[A block of data]

* * * * *

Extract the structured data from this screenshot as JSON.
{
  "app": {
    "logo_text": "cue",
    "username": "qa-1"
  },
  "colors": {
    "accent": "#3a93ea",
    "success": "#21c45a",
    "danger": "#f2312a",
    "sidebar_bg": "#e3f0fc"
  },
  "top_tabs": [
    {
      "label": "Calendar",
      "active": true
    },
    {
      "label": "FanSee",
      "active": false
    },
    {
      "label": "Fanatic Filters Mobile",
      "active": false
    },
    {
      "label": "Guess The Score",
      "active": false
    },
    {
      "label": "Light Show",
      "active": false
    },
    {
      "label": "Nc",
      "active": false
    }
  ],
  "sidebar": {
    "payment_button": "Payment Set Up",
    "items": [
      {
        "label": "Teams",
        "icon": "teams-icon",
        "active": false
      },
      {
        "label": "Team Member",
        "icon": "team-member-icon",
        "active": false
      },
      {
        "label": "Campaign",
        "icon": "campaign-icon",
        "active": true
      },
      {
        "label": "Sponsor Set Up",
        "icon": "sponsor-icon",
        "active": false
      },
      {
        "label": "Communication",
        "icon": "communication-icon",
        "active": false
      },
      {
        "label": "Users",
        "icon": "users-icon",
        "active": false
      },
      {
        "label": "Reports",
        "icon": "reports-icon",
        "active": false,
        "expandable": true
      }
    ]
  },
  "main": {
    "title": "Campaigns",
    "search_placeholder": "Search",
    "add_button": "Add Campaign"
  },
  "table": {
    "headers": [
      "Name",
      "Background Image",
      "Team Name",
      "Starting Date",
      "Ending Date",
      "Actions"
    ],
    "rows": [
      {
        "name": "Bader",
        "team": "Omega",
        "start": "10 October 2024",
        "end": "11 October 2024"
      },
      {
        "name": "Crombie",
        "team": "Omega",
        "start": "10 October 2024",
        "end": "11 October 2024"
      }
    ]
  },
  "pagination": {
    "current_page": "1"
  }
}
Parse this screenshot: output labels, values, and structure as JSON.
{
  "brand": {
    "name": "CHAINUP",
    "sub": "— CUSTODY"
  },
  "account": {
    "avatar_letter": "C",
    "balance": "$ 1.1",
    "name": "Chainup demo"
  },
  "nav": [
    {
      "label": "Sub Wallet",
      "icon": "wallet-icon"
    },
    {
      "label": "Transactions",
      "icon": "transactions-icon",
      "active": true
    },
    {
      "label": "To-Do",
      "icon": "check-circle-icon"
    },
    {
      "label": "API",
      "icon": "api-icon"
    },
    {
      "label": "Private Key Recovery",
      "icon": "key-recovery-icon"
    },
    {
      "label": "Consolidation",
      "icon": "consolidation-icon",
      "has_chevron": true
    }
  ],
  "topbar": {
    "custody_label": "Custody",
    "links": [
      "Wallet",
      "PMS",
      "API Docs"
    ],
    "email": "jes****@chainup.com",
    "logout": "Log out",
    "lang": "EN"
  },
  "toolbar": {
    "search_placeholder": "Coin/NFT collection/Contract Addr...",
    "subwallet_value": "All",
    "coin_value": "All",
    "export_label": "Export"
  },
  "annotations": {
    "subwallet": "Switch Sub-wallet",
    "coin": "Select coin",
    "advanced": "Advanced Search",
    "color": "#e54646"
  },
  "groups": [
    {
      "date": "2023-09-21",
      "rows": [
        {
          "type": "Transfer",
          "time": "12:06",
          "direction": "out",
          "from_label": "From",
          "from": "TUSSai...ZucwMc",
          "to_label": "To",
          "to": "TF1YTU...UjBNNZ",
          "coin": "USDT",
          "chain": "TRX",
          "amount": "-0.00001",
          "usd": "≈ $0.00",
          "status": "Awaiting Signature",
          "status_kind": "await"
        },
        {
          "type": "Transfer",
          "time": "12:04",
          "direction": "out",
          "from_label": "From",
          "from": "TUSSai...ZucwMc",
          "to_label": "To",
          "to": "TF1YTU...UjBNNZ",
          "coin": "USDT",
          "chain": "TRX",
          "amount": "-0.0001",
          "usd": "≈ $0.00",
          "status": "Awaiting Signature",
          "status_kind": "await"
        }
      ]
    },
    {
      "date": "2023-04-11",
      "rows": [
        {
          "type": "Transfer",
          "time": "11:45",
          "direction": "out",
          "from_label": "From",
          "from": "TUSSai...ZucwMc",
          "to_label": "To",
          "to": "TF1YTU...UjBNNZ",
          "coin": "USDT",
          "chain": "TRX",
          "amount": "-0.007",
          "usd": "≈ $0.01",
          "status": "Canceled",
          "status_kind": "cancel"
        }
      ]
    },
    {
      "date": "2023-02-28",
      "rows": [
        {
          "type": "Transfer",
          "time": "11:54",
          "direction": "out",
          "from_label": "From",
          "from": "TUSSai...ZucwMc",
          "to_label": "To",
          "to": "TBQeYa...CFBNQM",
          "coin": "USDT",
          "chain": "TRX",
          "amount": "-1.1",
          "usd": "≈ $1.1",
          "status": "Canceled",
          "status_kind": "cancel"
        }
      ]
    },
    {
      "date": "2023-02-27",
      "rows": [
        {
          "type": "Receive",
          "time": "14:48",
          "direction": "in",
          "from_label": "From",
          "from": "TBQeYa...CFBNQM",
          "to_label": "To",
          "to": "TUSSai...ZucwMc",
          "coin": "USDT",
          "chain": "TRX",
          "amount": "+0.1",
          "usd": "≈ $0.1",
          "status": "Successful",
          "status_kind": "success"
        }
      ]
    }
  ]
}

* * * * *

▶ [AIM OF THE EXERCISE]: Reply with one number: the count of lines in the entries that include the word "time".

▶ [EXERCISE SOLUTION]: 5